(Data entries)

====================

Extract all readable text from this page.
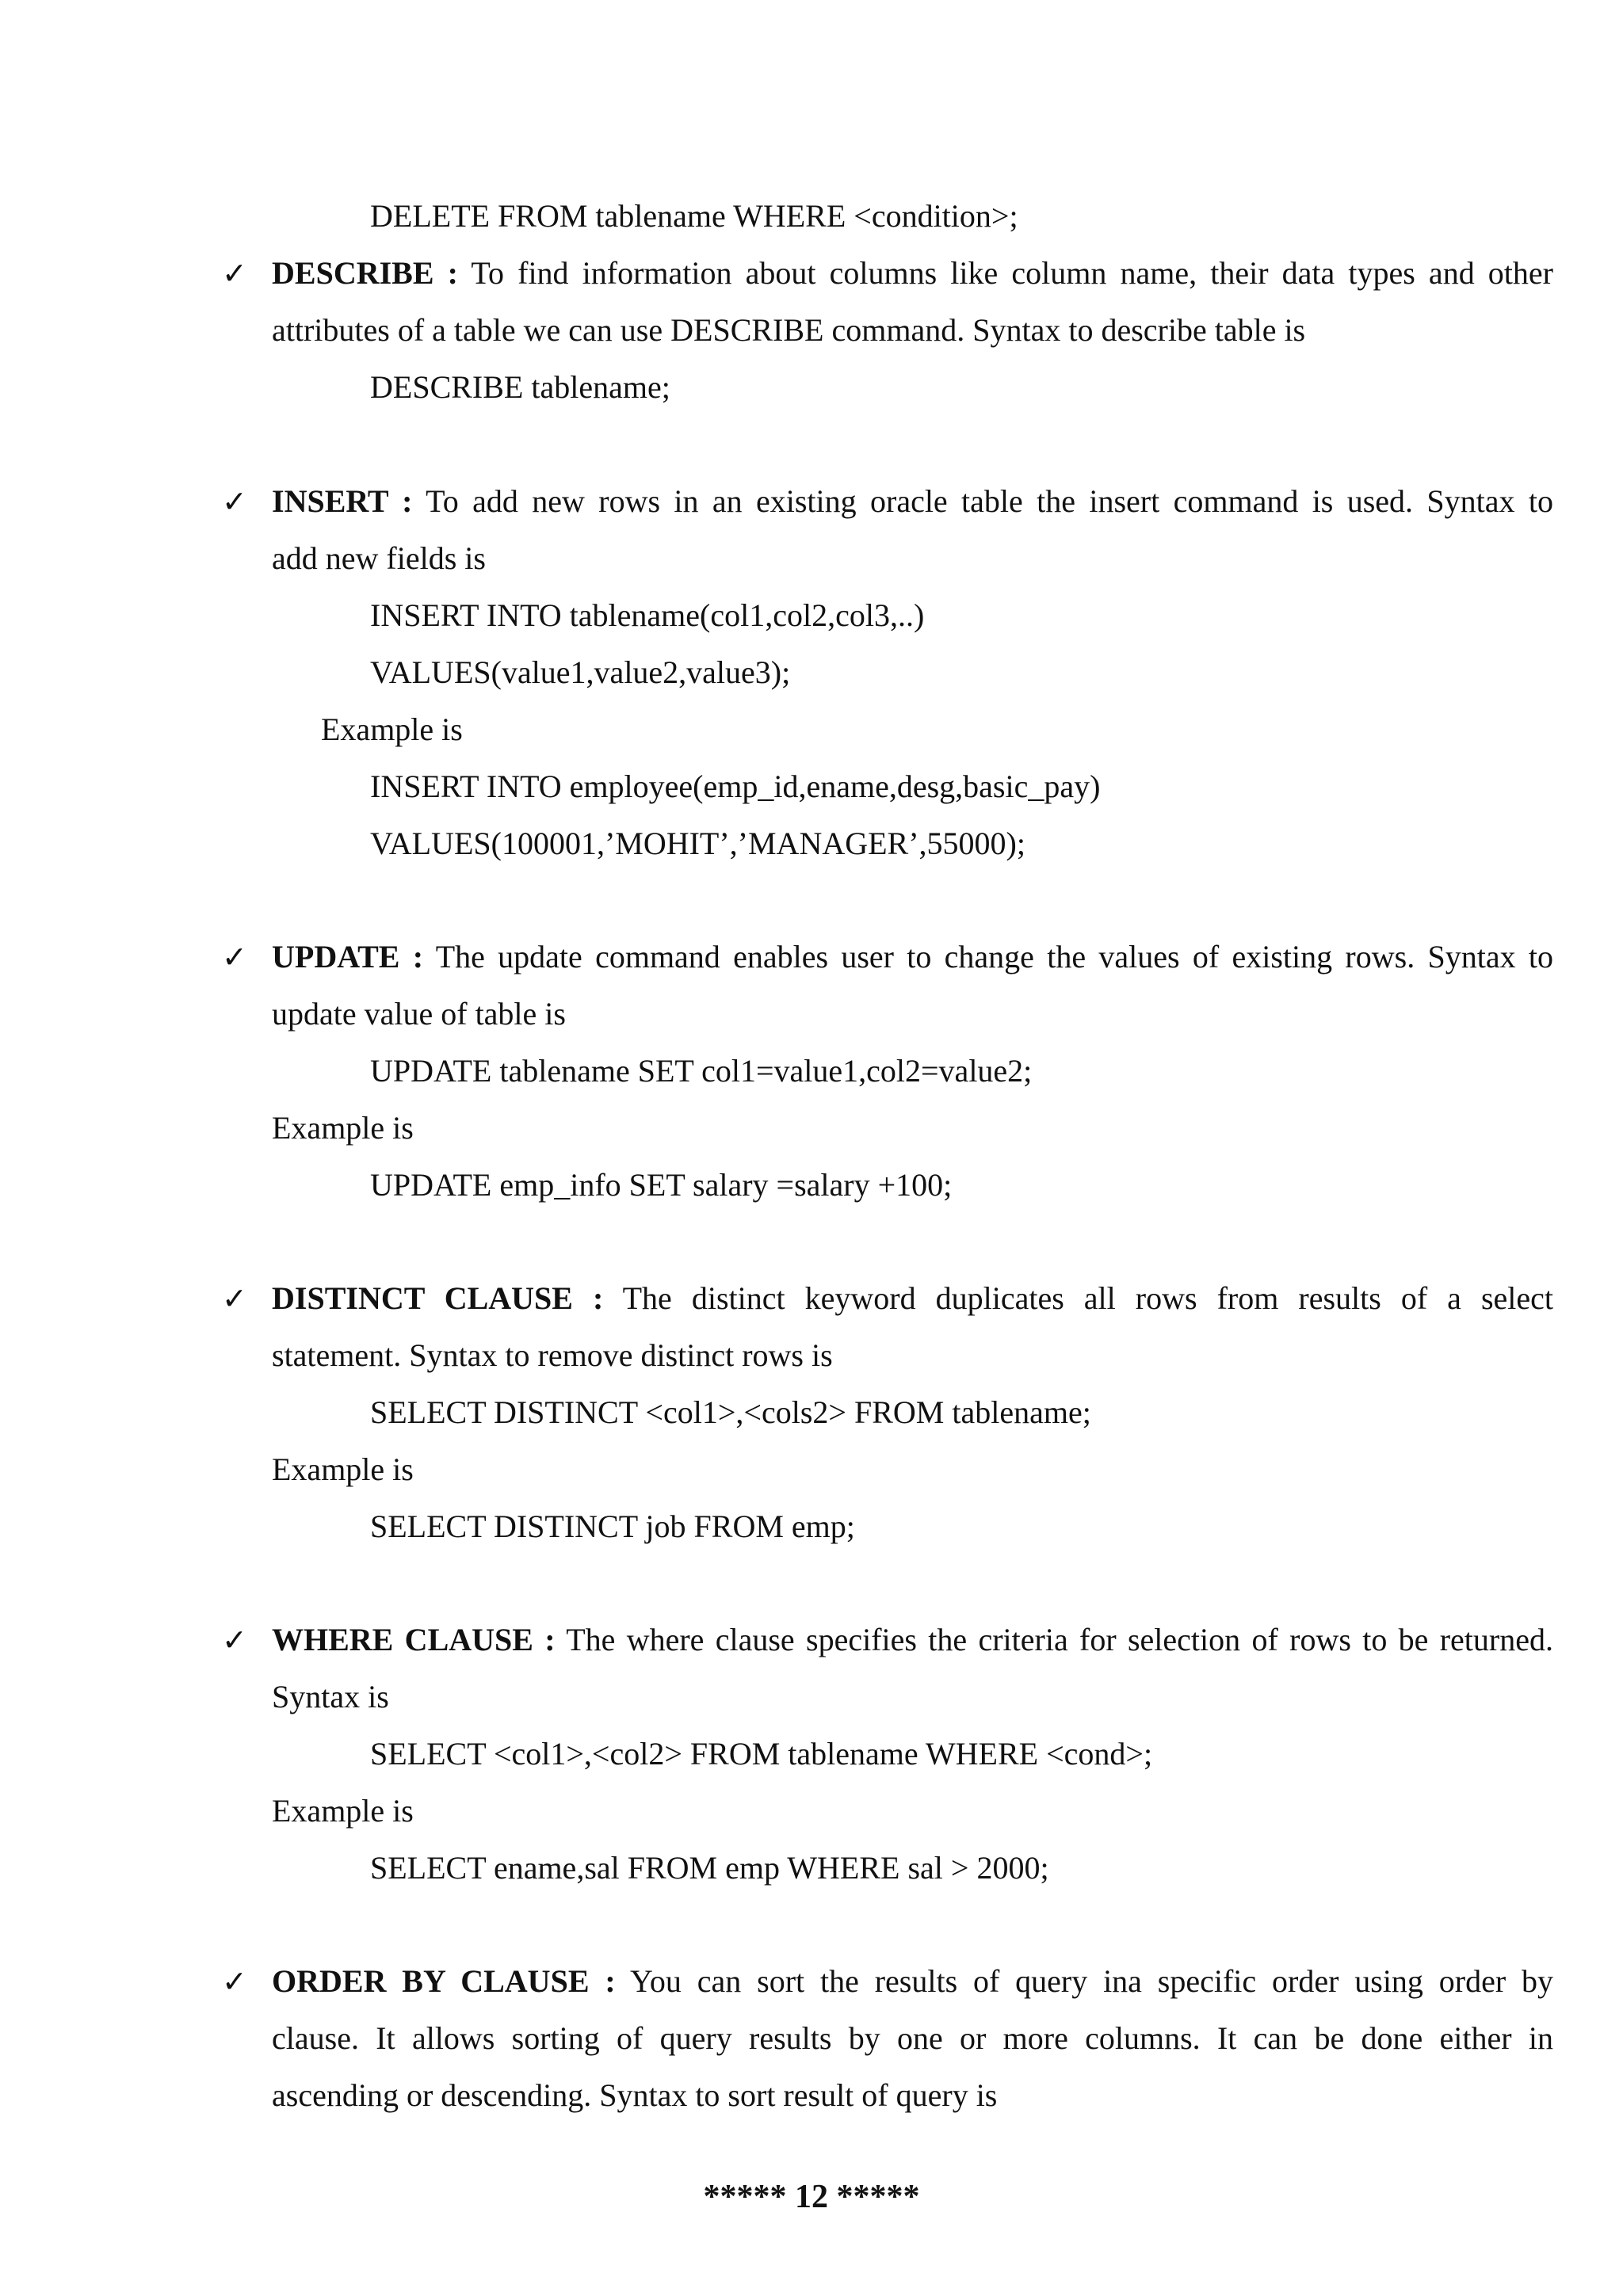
DELETE FROM tablename WHERE <condition>;
✓ DESCRIBE : To find information about columns like column name, their data types and other
attributes of a table we can use DESCRIBE command. Syntax to describe table is
DESCRIBE tablename;
✓ INSERT : To add new rows in an existing oracle table the insert command is used. Syntax to
add new fields is
INSERT INTO tablename(col1,col2,col3,..)
VALUES(value1,value2,value3);
Example is
INSERT INTO employee(emp_id,ename,desg,basic_pay)
VALUES(100001,’MOHIT’,’MANAGER’,55000);
✓ UPDATE : The update command enables user to change the values of existing rows. Syntax to
update value of table is
UPDATE tablename SET col1=value1,col2=value2;
Example is
UPDATE emp_info SET salary =salary +100;
✓ DISTINCT CLAUSE : The distinct keyword duplicates all rows from results of a select
statement. Syntax to remove distinct rows is
SELECT DISTINCT <col1>,<cols2> FROM tablename;
Example is
SELECT DISTINCT job FROM emp;
✓ WHERE CLAUSE : The where clause specifies the criteria for selection of rows to be returned.
Syntax is
SELECT <col1>,<col2> FROM tablename WHERE <cond>;
Example is
SELECT ename,sal FROM emp WHERE sal > 2000;
✓ ORDER BY CLAUSE : You can sort the results of query ina specific order using order by
clause. It allows sorting of query results by one or more columns. It can be done either in
ascending or descending. Syntax to sort result of query is
***** 12 *****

====================

- Given instruction:
Whichever lines contain the string "INSERT", select and copy them.

- Reply to the task:
✓ INSERT : To add new rows in an existing oracle table the insert command is used. Syntax to
INSERT INTO tablename(col1,col2,col3,..)
INSERT INTO employee(emp_id,ename,desg,basic_pay)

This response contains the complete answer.